◆ Set problem
Provide an exact reproduction of every entry.

◆ Provided data
•••••

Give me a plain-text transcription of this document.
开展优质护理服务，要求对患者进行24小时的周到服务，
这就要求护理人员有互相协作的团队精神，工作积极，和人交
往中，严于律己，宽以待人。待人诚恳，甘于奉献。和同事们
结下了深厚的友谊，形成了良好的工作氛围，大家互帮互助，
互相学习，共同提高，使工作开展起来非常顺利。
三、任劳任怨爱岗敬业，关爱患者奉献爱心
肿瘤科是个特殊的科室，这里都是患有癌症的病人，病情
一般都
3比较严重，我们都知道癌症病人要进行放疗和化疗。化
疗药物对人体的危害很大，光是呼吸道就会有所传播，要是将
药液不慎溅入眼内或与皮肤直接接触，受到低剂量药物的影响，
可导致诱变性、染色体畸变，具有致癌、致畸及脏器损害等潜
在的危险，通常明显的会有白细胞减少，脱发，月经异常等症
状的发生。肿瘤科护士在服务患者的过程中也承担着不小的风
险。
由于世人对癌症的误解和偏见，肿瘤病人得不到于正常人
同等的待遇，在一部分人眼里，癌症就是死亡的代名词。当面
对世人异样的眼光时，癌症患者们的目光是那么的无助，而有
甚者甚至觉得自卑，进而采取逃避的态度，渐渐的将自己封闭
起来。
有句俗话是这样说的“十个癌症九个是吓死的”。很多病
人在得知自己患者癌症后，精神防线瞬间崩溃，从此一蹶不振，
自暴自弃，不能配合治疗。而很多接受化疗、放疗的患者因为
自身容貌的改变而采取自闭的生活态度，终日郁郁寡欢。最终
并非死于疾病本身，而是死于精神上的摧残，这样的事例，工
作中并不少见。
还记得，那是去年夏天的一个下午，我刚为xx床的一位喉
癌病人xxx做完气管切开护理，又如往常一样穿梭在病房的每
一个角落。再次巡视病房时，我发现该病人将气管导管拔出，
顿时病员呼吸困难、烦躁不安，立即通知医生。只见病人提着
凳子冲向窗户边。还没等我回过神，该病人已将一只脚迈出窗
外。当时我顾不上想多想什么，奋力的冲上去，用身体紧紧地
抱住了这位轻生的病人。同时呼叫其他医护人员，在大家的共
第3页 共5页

•••••

◆ Response to the task
Give me a plain-text transcription of this document.
开展优质护理服务，要求对患者进行24小时的周到服务，
这就要求护理人员有互相协作的团队精神，工作积极，和人交
往中，严于律己，宽以待人。待人诚恳，甘于奉献。和同事们
结下了深厚的友谊，形成了良好的工作氛围，大家互帮互助，
互相学习，共同提高，使工作开展起来非常顺利。
三、任劳任怨爱岗敬业，关爱患者奉献爱心
肿瘤科是个特殊的科室，这里都是患有癌症的病人，病情
一般都
3比较严重，我们都知道癌症病人要进行放疗和化疗。化
疗药物对人体的危害很大，光是呼吸道就会有所传播，要是将
药液不慎溅入眼内或与皮肤直接接触，受到低剂量药物的影响，
可导致诱变性、染色体畸变，具有致癌、致畸及脏器损害等潜
在的危险，通常明显的会有白细胞减少，脱发，月经异常等症
状的发生。肿瘤科护士在服务患者的过程中也承担着不小的风
险。
由于世人对癌症的误解和偏见，肿瘤病人得不到于正常人
同等的待遇，在一部分人眼里，癌症就是死亡的代名词。当面
对世人异样的眼光时，癌症患者们的目光是那么的无助，而有
甚者甚至觉得自卑，进而采取逃避的态度，渐渐的将自己封闭
起来。
有句俗话是这样说的“十个癌症九个是吓死的”。很多病
人在得知自己患者癌症后，精神防线瞬间崩溃，从此一蹶不振，
自暴自弃，不能配合治疗。而很多接受化疗、放疗的患者因为
自身容貌的改变而采取自闭的生活态度，终日郁郁寡欢。最终
并非死于疾病本身，而是死于精神上的摧残，这样的事例，工
作中并不少见。
还记得，那是去年夏天的一个下午，我刚为xx床的一位喉
癌病人xxx做完气管切开护理，又如往常一样穿梭在病房的每
一个角落。再次巡视病房时，我发现该病人将气管导管拔出，
顿时病员呼吸困难、烦躁不安，立即通知医生。只见病人提着
凳子冲向窗户边。还没等我回过神，该病人已将一只脚迈出窗
外。当时我顾不上想多想什么，奋力的冲上去，用身体紧紧地
抱住了这位轻生的病人。同时呼叫其他医护人员，在大家的共
第3页 共5页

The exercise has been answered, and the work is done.